» EXERCISE PROMPT
Select and reproduce each line of the listing below that bears the string "only".

» RECORD EXTRACTS
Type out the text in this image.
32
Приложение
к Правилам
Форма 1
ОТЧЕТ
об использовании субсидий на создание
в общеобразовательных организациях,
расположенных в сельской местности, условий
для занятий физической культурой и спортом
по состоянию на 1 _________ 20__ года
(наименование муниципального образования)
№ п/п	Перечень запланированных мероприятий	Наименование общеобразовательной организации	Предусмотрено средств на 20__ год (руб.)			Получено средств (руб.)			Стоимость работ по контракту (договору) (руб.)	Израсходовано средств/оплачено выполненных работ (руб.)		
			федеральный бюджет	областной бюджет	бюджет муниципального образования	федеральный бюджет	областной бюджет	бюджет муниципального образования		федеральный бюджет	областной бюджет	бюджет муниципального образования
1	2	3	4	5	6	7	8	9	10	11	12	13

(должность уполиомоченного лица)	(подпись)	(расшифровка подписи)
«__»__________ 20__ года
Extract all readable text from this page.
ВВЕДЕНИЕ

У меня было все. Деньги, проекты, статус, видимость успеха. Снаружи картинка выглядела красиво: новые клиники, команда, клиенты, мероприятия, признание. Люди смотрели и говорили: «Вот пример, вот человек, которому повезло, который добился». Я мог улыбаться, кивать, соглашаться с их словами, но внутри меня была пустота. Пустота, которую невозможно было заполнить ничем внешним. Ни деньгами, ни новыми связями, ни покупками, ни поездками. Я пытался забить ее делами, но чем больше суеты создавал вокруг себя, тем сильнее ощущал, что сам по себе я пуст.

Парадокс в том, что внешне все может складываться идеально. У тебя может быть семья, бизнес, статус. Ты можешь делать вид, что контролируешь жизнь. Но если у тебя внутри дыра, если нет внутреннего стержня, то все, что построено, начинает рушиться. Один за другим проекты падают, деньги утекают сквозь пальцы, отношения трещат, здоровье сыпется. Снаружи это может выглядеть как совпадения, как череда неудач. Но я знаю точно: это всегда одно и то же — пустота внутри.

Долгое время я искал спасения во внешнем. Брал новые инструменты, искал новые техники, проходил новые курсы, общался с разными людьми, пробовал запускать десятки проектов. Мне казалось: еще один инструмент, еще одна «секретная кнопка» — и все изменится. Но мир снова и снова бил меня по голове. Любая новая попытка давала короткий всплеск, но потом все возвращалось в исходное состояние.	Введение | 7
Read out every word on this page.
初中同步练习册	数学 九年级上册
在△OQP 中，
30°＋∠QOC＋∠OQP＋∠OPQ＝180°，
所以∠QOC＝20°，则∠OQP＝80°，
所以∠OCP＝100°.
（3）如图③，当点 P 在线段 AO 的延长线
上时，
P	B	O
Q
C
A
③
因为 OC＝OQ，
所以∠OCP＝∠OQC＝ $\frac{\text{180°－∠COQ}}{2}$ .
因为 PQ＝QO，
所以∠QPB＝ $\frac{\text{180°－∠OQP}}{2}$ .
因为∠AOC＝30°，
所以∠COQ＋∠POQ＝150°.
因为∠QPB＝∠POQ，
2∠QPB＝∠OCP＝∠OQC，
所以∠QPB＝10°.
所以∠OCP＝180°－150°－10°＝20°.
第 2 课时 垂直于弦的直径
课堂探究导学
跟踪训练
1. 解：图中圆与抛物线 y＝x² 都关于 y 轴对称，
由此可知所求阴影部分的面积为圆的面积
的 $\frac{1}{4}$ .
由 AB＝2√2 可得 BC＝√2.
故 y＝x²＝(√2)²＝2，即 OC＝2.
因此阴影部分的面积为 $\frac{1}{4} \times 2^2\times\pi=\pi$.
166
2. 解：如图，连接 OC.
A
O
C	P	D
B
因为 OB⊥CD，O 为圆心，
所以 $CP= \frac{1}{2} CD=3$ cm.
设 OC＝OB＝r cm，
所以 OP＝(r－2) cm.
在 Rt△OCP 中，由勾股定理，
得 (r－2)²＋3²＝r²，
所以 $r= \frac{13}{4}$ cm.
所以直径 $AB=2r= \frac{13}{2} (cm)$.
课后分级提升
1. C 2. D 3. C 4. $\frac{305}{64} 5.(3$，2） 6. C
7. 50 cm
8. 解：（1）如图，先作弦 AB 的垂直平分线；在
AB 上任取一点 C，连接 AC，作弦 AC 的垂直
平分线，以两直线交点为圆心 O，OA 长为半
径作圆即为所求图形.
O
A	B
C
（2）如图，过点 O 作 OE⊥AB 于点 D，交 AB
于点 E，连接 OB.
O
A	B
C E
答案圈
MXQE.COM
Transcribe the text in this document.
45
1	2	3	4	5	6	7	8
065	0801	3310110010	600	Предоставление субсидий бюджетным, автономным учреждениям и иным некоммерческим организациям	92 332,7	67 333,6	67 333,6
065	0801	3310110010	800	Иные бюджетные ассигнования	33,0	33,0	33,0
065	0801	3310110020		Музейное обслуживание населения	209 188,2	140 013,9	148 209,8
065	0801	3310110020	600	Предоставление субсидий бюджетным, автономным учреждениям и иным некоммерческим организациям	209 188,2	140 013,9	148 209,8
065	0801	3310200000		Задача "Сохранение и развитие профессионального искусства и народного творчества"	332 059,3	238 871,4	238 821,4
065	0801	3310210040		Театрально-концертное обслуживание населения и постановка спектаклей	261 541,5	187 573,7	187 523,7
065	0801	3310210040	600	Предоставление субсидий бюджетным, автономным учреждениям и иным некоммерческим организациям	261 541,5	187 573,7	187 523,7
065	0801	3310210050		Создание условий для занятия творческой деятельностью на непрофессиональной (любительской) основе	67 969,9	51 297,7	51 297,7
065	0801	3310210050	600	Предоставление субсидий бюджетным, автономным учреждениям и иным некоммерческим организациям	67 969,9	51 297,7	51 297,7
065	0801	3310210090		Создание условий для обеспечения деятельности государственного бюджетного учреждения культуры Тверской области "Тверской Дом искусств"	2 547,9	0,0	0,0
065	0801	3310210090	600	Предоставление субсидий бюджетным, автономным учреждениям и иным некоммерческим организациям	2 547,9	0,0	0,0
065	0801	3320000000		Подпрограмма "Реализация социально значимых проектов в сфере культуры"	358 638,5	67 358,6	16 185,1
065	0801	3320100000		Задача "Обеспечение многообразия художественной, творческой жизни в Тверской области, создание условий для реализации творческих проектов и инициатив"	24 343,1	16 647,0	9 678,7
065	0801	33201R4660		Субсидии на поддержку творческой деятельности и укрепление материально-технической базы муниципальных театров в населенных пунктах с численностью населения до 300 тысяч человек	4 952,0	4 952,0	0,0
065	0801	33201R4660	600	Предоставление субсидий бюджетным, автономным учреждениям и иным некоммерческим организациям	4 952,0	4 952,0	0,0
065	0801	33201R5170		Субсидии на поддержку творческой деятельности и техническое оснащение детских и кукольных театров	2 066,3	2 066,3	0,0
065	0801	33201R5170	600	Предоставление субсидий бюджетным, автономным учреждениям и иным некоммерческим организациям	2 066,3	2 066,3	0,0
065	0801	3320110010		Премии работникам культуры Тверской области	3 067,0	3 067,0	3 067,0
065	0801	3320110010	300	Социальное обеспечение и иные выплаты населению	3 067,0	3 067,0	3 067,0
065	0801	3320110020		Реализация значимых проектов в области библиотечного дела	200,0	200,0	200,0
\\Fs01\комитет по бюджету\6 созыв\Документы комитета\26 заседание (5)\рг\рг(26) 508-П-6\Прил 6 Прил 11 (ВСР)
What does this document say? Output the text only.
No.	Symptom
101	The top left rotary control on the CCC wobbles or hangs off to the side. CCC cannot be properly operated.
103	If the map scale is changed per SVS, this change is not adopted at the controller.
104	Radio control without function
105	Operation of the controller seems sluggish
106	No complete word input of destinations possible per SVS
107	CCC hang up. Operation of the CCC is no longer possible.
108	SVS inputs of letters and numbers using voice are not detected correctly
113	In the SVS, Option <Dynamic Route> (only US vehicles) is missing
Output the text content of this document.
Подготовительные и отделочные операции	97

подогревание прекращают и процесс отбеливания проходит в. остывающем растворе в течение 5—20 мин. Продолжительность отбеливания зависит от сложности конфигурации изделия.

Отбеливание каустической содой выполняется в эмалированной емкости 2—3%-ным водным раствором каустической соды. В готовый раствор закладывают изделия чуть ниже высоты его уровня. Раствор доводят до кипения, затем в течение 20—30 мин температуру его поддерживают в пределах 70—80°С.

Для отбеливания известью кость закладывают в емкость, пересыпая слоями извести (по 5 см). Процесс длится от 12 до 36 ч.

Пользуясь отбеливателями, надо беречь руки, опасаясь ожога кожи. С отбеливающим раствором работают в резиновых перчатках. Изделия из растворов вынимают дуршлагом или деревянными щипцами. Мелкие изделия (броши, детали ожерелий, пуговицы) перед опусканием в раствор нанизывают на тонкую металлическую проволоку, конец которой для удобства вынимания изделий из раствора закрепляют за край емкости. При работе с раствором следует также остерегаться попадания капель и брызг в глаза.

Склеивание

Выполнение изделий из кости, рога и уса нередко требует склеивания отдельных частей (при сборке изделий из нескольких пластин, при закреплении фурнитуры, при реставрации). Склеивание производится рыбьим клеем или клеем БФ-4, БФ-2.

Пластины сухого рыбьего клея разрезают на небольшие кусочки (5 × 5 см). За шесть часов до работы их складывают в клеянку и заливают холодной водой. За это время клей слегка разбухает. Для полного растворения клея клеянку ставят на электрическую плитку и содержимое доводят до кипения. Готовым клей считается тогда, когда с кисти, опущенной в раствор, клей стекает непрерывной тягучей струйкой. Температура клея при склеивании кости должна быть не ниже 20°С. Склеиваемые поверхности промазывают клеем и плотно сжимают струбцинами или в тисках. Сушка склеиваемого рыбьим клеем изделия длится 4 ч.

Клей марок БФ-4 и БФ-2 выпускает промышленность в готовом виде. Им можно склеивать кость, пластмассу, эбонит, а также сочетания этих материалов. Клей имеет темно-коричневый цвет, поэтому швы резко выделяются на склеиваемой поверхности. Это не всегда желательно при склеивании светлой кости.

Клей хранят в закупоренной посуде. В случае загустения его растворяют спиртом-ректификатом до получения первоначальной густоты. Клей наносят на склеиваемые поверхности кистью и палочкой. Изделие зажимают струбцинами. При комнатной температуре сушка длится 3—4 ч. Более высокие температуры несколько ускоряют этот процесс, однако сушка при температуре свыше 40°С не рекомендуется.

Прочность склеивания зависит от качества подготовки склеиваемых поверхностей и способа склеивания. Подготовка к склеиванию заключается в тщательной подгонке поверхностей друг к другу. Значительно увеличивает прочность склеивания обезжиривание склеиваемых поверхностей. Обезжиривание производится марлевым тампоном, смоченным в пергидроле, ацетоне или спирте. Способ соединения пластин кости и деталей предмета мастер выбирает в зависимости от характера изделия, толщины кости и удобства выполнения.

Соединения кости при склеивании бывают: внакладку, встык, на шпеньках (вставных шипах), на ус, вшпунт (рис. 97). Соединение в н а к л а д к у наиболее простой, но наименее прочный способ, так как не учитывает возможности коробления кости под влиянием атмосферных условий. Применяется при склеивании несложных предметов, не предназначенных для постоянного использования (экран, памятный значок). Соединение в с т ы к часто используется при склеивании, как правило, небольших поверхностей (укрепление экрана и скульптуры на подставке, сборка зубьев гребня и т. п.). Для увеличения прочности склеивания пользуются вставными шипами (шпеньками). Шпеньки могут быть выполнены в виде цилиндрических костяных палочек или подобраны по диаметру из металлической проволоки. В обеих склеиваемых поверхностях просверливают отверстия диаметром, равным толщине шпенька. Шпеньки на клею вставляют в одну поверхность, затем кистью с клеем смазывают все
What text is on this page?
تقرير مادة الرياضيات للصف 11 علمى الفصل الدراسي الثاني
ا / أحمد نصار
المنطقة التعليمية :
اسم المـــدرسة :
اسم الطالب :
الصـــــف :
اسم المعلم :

» SOLVED EXERCISE
What does this document say? Output the text only.
113	In the SVS, Option <Dynamic Route> (only US vehicles) is missing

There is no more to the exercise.